◆ **Document segment**
Mokele Mbembe
Mokele Mbembe is a totally lamo cryptid for so many reasons. The only thing that makes him less lame than Chupacabra is that at least he has the dignity not to suck goats. Oh, and he actually looks like somthing. But aside from that he's a fat pain in the butt. Mokele Mbembe is to Cryptozoology what obese people are to society; An embarrasment and a burden. Yeah, I just compared Mokele Mbembe to the obesity crisis and if you're tasteless enough to continue reading you'll soon see why.
Mokele Mbembe is a dinosaur who lives in the Congo.

In this image we can see a load of bullcrap being attacked by midgets. For this and similar events, get really high.
Now the first thing you think is "Gosh Undeadskeptic! I thought Dinosaurs were extinct!"
Well they are, stupid idiot. They were wiped off the face of the planet by a meteor and now they're all dead. As dead as Heath Ledger. Yeah, I went there. So how could Mokele Mbembe exist? He doesn't. Dinosaurs are dead, so Mokele Mbembe obviously can't possibly exist.
Creationists told me this is close minded thinking and that a few dinosaurs could have survived the 'flood' or somthing like that, but I wasn't listening too carefully as I was too busy threatening them off my property with a machete.
So with that behind us, why do so many cryptozoologists believe in Mokele Mbembe? Iunno, I guess they're on crack or somthing.
Where is the Congo exactly? It's in the deep heart of the unexplored African jungle. It's largely unmapped, very mysterious and full of weird beasties. ANYTHING could be thriving in there. Seriously, I wouldn't be suprised if somone found a giant toad with furry eyes and a pair of bat wings laying its eggs in their big toe there. So why is the only cryptid from there a Dinosaur? I mean are you kidding me? You've got all the room in the world to make up some kickas insane cryptid and you choose a dinosaur? Not even an interesting one, a big fat plant eating one. That's less original than another Matrix movie or jokes about Uranus. That's less kickas than a sloth with a diarreaha. It's less fun than being married to Tom Cruise. Its worse than being dead. As dead as Steve Irwin. Yeah, I went there. It just sucks.
All reports are exactly the same. Some explorer's been pretty bored, so he gets a joint, takes a whiff and a few seconds later he's on the track of unknown animals. Hears a few friend-of-a-friend stories, heads down to Lake Tele (Where most Mokele Mbembe BS stories are set) and surveys long and hard for any sign of the Nessie wannabe. When he comes back he's got one helluva story to tell about his encounter with a long necked dinosaur in the lake.
Yup. It's that un-original. Long neck, grey complexion, occasionally if they're being daring a small horn on its nose? Why not include a nice big barcode on its belly too, with made in China underneath?
I just cannot get over his lamness. Even the natives who claim to have seen the animal describe it as a rhino or an elephant usually, mostly it is reffered to as just a spiritual being or some crap like that. It's not real!
Just writing about this cryptid is like vomiting up my own spleen whilst a wild boar gnaws off my toes.

◆ **Exercise aim**
Render this sentence from the Mokele Mbembe text above in Spanish: "Mokele Mbembe is a dinosaur who lives in the Congo."

◆ **Recorded information**
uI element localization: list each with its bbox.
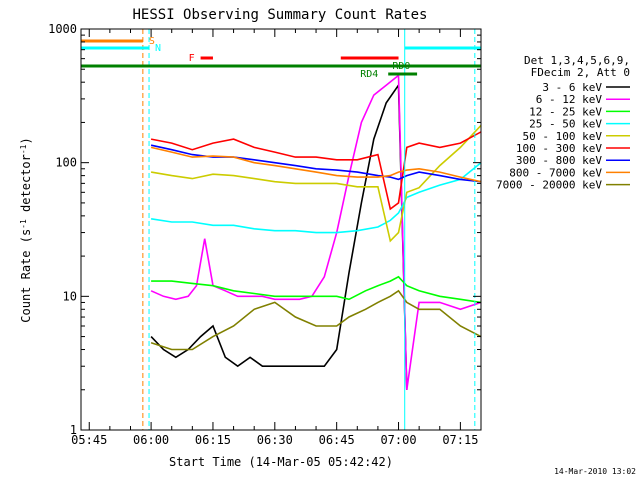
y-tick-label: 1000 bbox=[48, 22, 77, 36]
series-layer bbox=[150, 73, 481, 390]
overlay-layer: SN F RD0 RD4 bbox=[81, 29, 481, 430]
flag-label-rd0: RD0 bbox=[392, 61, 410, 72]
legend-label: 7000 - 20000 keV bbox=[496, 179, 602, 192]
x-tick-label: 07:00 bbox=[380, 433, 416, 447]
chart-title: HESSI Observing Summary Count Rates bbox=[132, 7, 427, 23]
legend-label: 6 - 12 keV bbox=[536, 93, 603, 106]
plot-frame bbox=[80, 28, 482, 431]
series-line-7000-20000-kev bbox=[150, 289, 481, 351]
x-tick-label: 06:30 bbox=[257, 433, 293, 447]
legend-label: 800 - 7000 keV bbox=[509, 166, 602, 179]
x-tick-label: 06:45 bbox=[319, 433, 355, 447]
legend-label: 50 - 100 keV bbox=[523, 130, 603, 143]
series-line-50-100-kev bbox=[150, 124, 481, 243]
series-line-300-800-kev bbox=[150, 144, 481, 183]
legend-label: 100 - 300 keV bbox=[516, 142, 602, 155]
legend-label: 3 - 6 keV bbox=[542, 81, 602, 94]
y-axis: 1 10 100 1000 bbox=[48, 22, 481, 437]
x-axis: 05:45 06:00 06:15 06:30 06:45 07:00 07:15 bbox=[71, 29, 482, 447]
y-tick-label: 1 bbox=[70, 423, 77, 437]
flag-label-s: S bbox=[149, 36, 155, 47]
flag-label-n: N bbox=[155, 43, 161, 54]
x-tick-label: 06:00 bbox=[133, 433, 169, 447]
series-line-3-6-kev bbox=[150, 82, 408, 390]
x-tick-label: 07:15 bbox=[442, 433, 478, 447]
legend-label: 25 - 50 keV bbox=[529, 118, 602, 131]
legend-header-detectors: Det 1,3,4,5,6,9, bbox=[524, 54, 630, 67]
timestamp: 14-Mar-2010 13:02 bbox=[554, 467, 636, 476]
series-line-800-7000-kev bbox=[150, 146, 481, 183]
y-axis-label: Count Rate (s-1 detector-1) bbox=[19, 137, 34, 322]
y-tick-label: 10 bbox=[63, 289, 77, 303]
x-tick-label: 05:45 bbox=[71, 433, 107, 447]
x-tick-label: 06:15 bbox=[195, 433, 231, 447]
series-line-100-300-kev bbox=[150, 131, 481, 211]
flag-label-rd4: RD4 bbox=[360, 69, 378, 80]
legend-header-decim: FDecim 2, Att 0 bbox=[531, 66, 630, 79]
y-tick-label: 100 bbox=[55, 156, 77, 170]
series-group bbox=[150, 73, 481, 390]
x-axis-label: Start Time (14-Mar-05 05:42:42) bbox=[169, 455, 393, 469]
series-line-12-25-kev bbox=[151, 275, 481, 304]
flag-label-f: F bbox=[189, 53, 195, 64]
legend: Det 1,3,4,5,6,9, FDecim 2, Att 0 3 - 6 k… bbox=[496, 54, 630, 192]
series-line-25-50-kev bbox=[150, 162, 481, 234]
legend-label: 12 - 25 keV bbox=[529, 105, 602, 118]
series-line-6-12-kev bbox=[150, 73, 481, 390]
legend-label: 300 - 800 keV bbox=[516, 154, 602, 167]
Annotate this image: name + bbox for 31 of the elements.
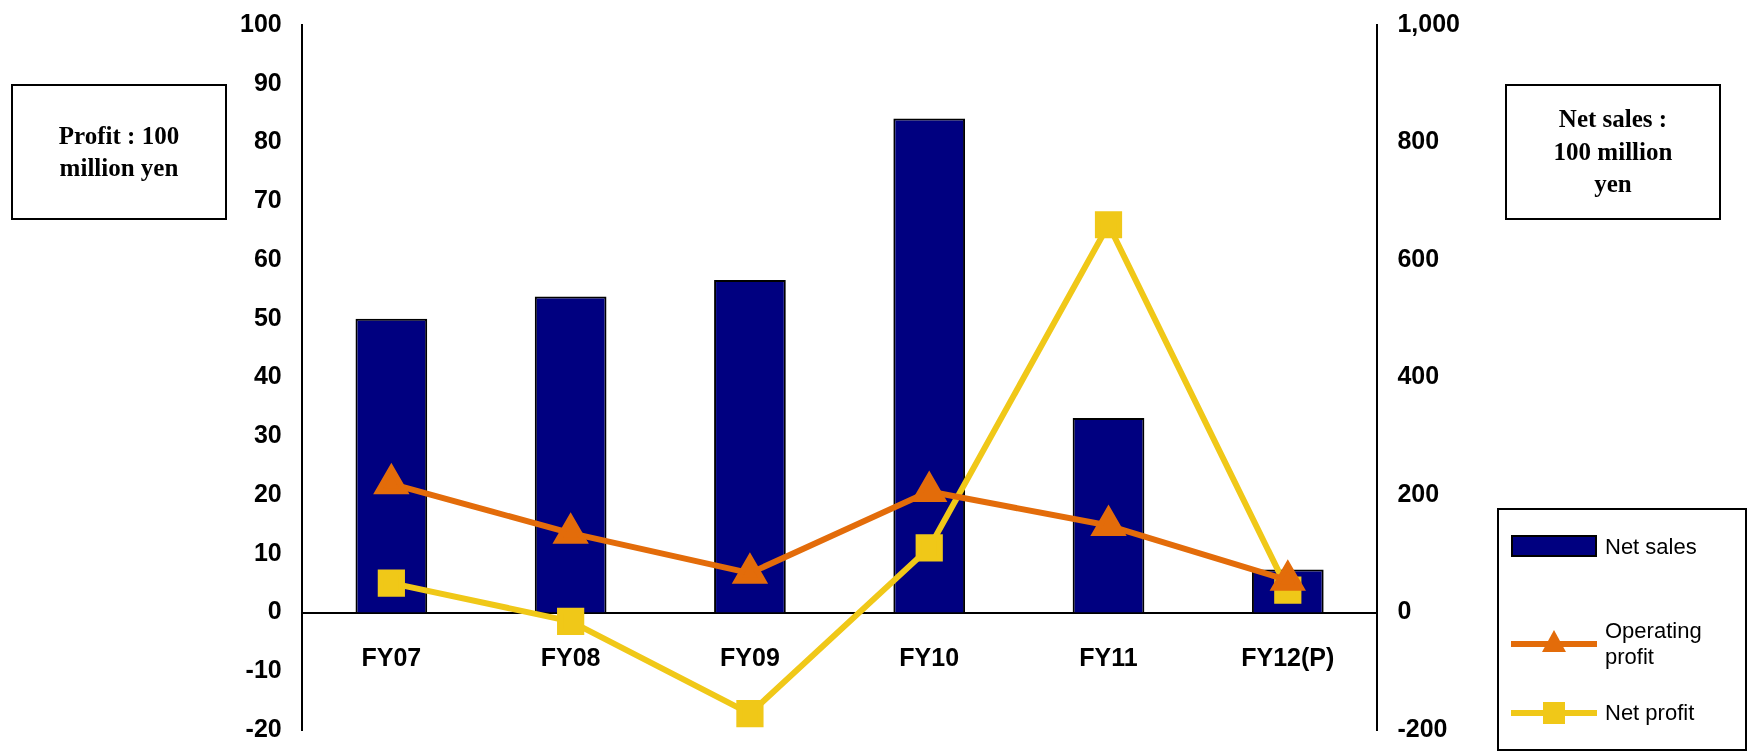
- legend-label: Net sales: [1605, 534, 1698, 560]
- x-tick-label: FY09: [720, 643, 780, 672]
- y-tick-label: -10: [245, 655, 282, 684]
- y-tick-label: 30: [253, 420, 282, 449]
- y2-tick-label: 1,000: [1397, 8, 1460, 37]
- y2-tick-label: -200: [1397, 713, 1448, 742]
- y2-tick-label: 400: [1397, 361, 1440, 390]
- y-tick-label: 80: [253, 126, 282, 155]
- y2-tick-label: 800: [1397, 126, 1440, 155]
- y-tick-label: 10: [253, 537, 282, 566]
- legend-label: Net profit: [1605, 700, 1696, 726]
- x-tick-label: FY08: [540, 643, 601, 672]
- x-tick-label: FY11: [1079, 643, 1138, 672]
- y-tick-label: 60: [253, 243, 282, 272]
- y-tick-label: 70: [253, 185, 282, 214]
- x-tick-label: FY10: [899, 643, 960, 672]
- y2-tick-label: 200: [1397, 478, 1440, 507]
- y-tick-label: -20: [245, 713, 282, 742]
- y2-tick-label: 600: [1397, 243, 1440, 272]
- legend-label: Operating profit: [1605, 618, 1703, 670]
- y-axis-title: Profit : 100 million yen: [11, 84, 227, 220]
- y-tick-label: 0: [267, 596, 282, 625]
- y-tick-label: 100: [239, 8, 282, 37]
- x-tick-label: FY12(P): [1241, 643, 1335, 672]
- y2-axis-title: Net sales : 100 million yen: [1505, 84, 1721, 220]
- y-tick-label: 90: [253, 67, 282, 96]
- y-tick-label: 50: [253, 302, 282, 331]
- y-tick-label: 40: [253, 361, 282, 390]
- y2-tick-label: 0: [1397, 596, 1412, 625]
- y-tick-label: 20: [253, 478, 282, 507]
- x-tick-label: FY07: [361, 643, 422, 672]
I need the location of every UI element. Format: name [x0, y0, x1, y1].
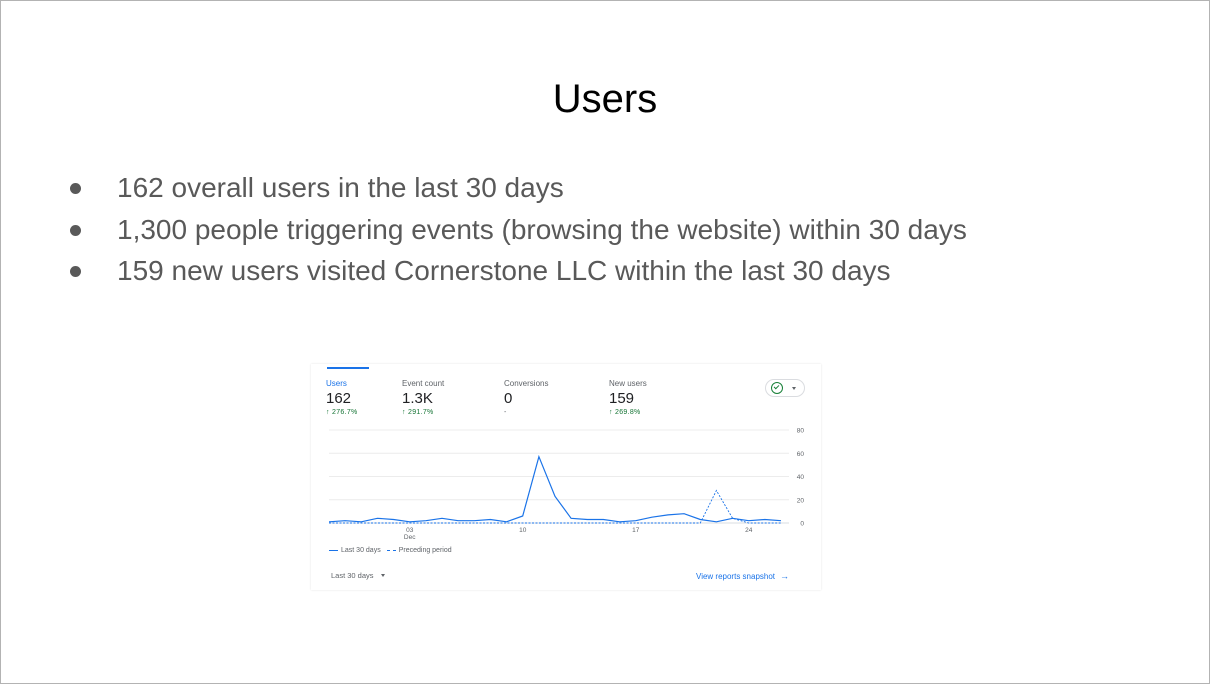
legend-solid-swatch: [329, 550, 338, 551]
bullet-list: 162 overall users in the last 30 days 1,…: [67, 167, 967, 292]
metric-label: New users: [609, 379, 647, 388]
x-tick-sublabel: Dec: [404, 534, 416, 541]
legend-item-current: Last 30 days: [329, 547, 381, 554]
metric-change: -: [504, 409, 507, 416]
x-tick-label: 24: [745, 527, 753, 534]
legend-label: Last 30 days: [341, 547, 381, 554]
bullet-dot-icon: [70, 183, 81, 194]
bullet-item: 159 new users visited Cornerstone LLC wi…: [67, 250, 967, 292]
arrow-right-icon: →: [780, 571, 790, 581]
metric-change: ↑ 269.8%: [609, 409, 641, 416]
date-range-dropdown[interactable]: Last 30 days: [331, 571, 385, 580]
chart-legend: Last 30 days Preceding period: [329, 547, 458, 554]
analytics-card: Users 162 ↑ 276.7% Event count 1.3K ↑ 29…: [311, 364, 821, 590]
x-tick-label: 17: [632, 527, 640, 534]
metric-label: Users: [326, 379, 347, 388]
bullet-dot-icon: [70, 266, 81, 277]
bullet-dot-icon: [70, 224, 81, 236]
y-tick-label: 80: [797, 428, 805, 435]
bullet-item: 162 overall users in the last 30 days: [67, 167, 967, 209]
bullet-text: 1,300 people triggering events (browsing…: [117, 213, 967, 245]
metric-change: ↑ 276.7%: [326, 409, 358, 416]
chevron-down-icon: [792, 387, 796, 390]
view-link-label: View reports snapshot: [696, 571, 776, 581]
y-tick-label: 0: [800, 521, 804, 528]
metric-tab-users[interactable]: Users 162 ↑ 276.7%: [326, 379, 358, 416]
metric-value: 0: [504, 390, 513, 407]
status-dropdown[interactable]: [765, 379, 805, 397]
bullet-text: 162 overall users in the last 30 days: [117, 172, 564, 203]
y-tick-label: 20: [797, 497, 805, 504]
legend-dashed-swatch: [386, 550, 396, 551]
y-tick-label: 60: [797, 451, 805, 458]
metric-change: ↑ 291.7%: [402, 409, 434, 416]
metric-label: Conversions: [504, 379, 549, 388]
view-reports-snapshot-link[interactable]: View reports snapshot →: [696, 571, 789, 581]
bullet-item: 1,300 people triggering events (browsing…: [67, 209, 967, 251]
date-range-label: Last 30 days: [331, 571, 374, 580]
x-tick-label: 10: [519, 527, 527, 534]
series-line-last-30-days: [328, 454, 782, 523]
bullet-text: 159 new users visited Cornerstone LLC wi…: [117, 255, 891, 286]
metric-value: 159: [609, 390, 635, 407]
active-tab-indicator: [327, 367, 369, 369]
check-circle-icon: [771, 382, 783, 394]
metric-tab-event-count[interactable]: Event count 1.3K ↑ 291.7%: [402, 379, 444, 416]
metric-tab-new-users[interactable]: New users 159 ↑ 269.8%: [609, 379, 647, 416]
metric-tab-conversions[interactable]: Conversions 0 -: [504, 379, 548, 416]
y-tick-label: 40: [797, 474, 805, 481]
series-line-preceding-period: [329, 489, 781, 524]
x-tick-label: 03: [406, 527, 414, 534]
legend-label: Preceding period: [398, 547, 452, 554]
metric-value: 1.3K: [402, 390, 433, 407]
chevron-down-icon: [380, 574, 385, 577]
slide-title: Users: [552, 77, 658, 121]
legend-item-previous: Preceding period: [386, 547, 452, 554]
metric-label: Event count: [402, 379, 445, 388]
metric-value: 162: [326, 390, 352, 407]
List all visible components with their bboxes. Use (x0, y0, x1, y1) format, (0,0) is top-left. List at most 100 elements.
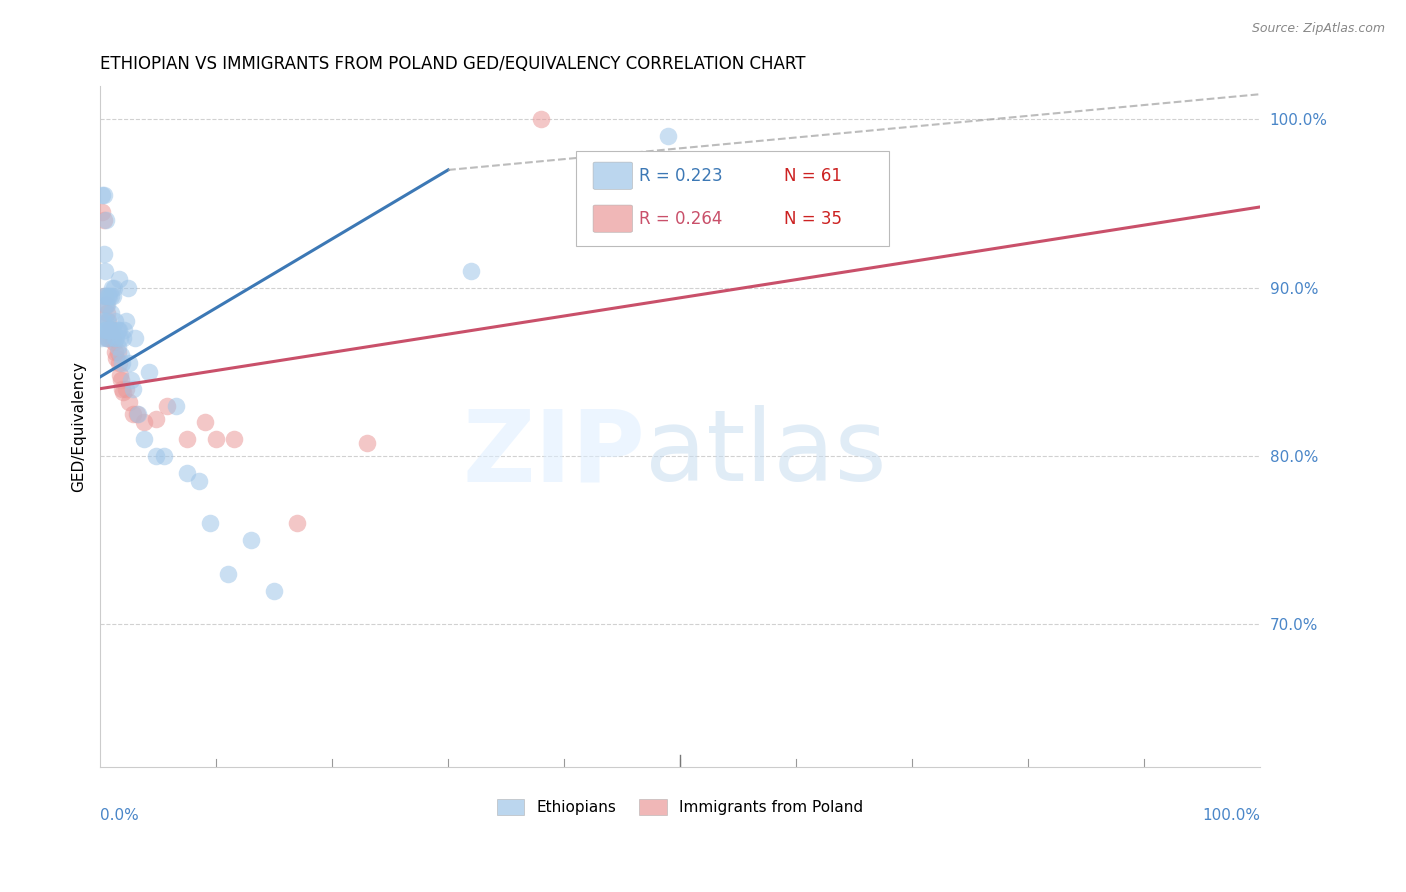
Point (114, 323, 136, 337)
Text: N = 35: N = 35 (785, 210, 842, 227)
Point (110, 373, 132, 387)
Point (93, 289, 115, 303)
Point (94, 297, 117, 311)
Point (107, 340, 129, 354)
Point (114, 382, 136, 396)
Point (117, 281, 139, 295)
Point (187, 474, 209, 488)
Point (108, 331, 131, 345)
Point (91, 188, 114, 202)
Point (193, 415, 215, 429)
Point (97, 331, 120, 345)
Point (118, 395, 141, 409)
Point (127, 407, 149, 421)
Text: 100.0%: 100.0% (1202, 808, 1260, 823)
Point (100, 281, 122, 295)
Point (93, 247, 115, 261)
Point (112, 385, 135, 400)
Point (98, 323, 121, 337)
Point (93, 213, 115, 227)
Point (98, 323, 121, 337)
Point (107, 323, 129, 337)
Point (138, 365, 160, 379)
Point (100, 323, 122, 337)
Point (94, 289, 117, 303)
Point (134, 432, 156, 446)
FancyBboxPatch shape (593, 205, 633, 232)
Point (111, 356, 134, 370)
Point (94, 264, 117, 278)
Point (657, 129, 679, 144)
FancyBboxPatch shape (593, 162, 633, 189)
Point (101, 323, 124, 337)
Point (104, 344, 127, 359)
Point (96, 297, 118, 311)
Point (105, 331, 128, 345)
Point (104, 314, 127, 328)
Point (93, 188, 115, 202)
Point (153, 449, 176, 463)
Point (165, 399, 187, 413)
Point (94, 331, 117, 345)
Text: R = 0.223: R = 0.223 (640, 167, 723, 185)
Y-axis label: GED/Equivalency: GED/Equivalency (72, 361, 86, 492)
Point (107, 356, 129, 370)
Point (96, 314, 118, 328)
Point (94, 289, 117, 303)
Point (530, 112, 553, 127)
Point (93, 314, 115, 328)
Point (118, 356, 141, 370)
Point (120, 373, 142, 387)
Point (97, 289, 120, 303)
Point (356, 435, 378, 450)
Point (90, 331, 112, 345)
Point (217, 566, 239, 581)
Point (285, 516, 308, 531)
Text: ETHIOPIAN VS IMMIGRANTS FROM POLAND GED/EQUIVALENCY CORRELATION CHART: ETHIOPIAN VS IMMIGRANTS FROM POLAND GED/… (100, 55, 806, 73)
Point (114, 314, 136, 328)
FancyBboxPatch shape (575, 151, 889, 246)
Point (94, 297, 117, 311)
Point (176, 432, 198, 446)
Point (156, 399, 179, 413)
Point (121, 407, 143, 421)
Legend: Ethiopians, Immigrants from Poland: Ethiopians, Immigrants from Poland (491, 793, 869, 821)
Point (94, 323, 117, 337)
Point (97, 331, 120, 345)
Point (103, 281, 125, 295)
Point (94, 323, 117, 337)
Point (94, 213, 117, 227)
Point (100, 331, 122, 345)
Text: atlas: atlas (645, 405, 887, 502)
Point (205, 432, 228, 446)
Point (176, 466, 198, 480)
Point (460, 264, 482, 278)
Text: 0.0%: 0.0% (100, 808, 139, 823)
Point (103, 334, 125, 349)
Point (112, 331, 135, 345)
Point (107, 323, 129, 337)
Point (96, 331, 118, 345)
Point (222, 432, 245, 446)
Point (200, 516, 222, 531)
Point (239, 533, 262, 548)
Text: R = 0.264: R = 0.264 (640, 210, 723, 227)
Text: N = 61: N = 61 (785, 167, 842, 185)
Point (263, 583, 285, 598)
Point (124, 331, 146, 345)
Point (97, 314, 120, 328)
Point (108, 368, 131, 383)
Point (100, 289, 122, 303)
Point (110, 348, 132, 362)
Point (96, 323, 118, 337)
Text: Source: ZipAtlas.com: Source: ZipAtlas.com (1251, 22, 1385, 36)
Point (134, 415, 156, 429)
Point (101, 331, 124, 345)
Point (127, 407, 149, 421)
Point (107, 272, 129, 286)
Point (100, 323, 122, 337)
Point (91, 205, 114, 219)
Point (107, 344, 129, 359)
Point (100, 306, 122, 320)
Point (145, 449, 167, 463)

◆ **Full solution**
Mokele Mbembe es un dinosaurio que vive en el Congo.